TASK REQUIREMENTS:
Only the lines holding the string "Hospital" are needed. Copy each one.

[Part of a data file]
****************
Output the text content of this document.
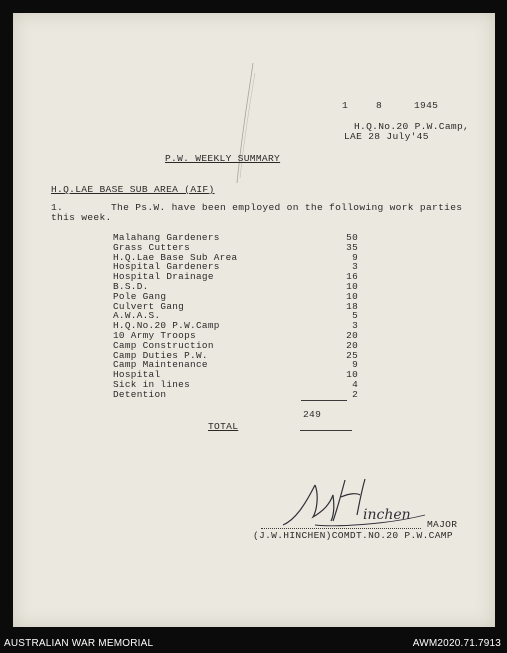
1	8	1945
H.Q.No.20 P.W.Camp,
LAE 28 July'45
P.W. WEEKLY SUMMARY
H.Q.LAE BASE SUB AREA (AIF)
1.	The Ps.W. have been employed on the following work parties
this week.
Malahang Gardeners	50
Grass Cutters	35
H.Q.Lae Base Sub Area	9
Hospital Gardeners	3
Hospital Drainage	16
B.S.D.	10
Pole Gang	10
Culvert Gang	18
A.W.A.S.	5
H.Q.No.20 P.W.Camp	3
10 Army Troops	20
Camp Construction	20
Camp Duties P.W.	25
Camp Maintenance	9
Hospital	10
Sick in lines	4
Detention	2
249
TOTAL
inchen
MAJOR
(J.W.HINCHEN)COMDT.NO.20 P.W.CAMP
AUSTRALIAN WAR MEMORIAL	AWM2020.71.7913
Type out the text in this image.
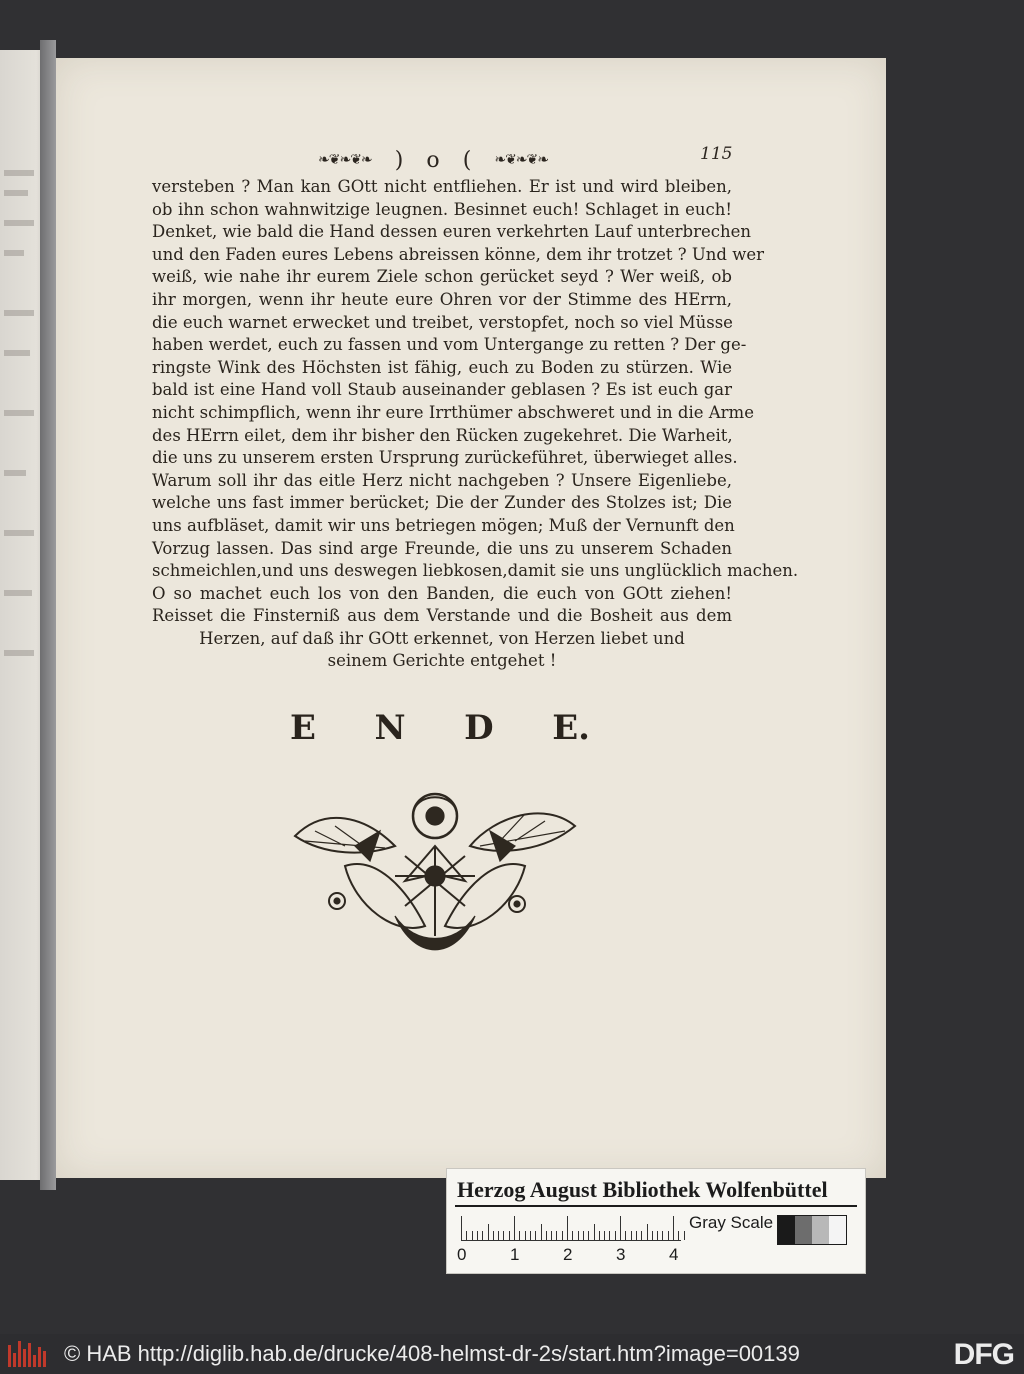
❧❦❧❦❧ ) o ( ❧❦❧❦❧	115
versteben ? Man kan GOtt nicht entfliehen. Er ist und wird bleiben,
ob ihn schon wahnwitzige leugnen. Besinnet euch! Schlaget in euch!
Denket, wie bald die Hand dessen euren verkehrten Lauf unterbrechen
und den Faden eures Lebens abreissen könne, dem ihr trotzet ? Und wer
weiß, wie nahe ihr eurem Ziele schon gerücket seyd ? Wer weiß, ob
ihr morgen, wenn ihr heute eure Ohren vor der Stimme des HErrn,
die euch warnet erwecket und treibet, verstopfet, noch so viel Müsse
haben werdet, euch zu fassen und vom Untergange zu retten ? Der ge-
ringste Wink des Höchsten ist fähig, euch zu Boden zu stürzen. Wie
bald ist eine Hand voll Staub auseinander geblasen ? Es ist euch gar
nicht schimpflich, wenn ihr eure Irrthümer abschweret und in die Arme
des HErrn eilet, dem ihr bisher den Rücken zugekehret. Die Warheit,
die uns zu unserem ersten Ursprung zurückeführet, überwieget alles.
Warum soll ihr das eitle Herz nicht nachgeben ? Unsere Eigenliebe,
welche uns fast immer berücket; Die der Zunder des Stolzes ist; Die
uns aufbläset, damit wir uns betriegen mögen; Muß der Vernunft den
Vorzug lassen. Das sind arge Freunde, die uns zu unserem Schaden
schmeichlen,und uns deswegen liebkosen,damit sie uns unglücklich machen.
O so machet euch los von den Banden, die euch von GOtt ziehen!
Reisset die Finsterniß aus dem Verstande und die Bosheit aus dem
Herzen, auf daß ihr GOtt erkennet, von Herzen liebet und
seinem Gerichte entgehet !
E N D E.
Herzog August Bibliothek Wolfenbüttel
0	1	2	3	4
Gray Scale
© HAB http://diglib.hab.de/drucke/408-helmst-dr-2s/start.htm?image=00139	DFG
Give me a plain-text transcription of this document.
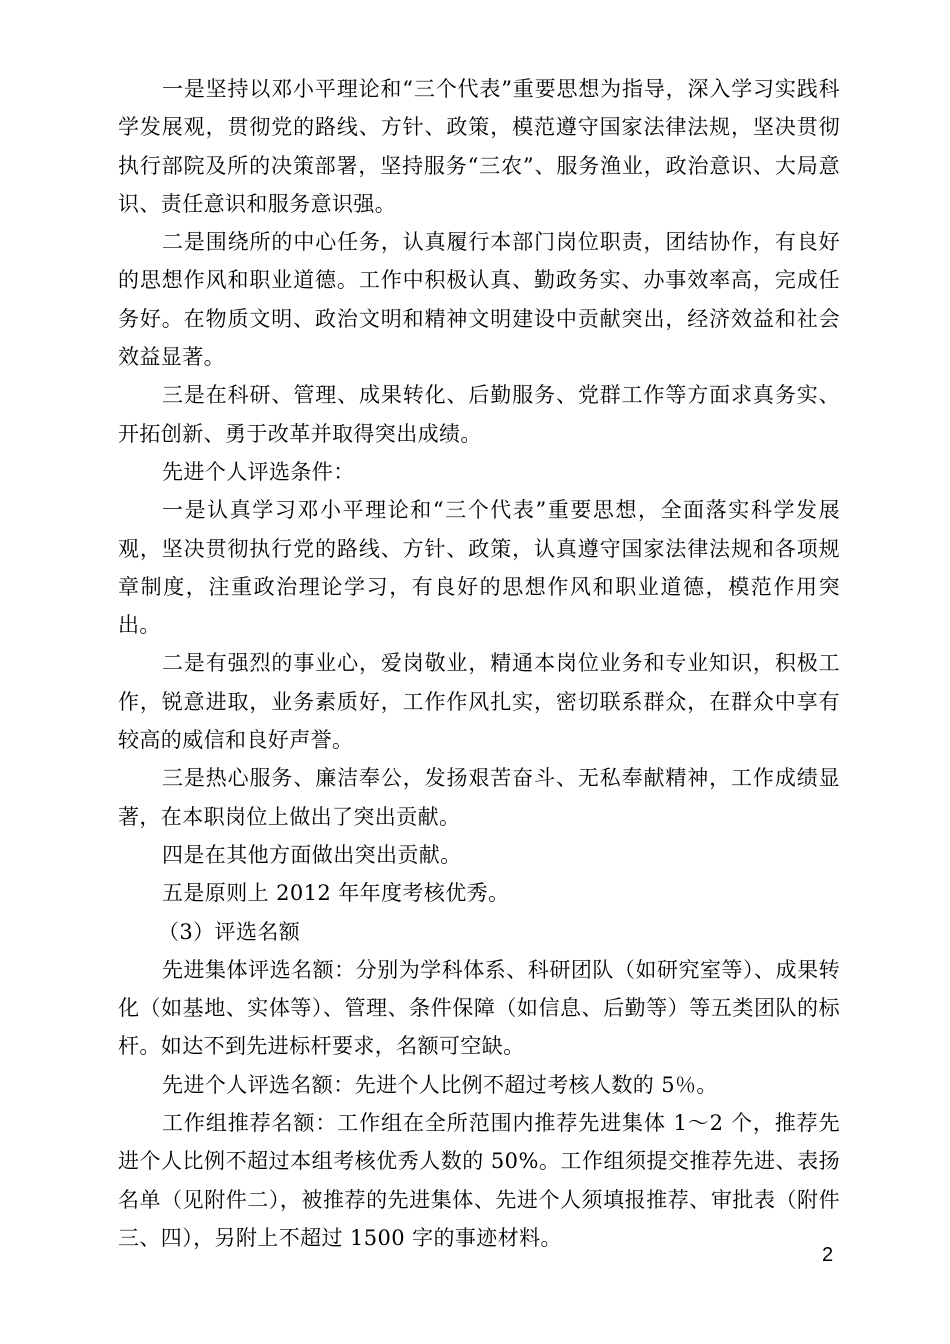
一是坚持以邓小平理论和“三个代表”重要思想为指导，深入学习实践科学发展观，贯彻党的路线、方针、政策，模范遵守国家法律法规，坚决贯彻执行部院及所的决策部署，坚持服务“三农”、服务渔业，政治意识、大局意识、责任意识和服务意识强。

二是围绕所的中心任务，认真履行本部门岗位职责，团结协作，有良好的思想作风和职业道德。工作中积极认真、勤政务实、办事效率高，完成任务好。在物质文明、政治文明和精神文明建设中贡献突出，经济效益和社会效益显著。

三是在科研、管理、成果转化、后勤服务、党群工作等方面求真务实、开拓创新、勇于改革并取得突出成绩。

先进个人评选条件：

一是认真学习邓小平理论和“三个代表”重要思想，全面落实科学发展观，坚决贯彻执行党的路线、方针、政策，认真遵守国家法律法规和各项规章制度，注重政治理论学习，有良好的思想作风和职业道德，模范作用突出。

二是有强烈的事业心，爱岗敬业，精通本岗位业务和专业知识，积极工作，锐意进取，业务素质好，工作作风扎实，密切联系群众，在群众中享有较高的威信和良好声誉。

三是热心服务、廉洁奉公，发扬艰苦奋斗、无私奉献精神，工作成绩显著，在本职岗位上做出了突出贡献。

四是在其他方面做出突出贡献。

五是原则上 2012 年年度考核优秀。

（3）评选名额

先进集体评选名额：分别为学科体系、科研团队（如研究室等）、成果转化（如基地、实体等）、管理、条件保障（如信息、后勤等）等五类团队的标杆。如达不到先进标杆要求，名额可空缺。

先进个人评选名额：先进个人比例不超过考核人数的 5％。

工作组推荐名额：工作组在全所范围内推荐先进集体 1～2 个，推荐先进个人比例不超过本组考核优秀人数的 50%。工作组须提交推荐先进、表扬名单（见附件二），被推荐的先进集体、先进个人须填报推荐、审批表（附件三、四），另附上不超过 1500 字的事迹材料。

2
****************
ANSWER IN FULL:
Hospital Gardeners	3
Hospital Drainage	16
Hospital	10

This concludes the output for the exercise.